**Set exercise**
Collect all the lines that mention the word "упаковке".
## BEGIN
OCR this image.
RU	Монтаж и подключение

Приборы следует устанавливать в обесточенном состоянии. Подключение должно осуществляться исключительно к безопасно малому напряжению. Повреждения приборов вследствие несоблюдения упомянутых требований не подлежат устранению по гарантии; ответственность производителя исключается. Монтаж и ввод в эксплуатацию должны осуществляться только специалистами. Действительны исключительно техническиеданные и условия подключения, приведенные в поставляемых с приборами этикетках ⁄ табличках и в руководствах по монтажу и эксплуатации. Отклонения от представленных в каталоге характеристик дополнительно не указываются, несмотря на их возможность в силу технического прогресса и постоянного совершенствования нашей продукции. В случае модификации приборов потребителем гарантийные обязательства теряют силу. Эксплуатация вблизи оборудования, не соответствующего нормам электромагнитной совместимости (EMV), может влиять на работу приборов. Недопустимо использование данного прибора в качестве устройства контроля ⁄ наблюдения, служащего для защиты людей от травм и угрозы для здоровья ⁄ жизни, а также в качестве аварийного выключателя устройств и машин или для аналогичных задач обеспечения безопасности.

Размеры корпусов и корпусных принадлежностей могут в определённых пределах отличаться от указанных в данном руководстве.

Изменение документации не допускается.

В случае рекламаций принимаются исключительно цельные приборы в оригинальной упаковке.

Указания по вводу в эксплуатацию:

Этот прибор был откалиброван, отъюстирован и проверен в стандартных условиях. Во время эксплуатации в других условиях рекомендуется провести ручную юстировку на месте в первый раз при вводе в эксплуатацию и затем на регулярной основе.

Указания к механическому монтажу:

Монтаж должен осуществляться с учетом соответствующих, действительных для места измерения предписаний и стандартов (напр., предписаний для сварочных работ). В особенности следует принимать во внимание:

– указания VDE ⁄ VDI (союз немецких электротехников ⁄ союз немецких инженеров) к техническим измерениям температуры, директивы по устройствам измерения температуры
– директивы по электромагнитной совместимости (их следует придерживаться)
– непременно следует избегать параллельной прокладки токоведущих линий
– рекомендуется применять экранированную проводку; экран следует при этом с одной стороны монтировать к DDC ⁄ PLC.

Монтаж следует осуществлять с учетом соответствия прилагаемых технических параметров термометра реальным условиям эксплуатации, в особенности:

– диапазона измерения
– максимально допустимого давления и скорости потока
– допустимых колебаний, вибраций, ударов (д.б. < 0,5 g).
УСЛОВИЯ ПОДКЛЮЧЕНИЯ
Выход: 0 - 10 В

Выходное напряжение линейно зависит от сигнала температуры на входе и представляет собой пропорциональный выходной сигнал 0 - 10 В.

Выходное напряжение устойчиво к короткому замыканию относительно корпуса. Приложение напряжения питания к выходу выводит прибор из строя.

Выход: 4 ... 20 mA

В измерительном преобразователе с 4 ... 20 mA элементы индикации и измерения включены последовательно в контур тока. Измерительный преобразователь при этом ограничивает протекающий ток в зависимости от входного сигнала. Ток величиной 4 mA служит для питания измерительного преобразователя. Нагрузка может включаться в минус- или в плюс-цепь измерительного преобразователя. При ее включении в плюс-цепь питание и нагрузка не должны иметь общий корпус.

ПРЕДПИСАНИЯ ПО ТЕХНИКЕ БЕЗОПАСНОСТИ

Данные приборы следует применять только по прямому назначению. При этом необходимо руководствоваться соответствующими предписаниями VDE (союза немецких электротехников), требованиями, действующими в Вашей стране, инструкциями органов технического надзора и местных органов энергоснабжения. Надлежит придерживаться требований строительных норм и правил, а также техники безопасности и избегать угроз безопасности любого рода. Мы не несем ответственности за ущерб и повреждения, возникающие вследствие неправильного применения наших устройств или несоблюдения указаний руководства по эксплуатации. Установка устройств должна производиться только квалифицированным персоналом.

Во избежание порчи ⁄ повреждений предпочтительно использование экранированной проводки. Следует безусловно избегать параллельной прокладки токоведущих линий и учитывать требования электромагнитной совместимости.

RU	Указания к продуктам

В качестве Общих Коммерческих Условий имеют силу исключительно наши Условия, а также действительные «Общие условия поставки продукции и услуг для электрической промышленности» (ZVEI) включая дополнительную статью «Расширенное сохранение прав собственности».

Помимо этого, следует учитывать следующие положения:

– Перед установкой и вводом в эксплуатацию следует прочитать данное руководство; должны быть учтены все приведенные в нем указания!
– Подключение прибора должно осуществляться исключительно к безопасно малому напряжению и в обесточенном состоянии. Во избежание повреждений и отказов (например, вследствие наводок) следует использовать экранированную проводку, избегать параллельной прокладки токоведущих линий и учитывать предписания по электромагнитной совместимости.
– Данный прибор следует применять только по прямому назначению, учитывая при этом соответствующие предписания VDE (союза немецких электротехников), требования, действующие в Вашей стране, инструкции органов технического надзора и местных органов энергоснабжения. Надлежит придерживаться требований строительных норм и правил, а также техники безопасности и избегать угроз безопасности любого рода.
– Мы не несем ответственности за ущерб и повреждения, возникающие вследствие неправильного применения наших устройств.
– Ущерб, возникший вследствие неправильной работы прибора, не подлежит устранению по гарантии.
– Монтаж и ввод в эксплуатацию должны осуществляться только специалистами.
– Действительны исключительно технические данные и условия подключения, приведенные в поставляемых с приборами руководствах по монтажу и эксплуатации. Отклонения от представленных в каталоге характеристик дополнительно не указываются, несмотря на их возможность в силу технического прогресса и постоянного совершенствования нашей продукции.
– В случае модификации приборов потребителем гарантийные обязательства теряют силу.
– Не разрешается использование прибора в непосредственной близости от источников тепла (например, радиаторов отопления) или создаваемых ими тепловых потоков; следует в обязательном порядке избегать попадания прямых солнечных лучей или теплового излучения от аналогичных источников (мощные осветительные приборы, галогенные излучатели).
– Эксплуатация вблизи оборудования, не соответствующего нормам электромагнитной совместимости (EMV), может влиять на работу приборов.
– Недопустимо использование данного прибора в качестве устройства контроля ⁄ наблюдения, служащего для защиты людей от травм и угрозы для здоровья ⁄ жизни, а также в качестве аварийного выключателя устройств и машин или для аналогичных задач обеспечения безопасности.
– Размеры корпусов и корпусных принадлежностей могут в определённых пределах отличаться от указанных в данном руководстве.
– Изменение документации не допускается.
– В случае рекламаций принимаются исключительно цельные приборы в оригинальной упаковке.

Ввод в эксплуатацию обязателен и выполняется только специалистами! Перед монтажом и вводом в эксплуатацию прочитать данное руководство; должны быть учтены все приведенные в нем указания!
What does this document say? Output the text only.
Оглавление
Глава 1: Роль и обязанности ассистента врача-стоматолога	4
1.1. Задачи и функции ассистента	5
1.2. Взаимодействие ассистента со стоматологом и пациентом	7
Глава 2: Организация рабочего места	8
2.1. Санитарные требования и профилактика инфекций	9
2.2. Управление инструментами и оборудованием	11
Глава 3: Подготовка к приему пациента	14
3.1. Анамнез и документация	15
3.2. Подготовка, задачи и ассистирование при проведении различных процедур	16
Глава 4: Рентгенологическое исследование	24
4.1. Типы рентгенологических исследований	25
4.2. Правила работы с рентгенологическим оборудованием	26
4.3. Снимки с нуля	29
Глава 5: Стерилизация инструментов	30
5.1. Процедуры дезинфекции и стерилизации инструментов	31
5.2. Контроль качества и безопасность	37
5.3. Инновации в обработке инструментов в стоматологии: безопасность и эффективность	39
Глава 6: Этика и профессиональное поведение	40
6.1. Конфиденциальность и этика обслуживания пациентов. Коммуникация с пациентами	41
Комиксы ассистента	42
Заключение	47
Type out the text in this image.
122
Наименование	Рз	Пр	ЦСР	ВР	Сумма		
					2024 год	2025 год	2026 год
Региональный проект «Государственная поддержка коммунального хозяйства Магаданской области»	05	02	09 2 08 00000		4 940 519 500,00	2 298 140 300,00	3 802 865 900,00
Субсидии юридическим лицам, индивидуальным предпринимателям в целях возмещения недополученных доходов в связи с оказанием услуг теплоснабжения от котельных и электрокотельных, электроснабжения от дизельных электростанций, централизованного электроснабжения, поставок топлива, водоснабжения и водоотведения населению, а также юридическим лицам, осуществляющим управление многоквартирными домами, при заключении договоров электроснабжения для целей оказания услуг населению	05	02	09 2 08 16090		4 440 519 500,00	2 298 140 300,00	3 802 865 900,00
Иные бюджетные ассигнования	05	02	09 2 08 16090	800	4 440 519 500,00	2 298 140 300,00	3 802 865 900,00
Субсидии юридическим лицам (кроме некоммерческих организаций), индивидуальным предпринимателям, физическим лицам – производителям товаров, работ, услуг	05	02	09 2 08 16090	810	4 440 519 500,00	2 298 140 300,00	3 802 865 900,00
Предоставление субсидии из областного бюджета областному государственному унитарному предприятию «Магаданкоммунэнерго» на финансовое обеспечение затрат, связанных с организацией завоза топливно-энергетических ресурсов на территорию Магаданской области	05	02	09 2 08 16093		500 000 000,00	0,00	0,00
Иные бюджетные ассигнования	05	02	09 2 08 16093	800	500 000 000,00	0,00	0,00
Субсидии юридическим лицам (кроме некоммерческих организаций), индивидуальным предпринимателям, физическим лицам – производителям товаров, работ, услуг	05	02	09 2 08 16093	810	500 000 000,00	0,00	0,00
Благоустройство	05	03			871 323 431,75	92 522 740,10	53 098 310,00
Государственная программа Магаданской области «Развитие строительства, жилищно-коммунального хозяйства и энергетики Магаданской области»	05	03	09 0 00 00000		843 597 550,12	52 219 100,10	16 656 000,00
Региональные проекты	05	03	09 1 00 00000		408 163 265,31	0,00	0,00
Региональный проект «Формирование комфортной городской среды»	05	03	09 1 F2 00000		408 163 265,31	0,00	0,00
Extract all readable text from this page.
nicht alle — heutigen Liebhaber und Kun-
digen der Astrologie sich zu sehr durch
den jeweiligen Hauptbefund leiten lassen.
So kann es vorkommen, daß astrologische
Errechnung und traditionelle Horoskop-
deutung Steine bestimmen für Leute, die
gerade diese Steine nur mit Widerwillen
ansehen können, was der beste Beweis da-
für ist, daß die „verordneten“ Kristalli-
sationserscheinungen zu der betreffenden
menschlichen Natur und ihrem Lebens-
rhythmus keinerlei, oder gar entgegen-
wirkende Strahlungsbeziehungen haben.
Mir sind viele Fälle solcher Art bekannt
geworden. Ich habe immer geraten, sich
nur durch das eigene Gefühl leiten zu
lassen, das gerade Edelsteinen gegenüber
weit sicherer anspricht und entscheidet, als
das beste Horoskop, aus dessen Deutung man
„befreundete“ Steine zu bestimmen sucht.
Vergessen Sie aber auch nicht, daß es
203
## END
**Written solution**
В случае рекламаций принимаются исключительно цельные приборы в оригинальной упаковке.
– В случае рекламаций принимаются исключительно цельные приборы в оригинальной упаковке.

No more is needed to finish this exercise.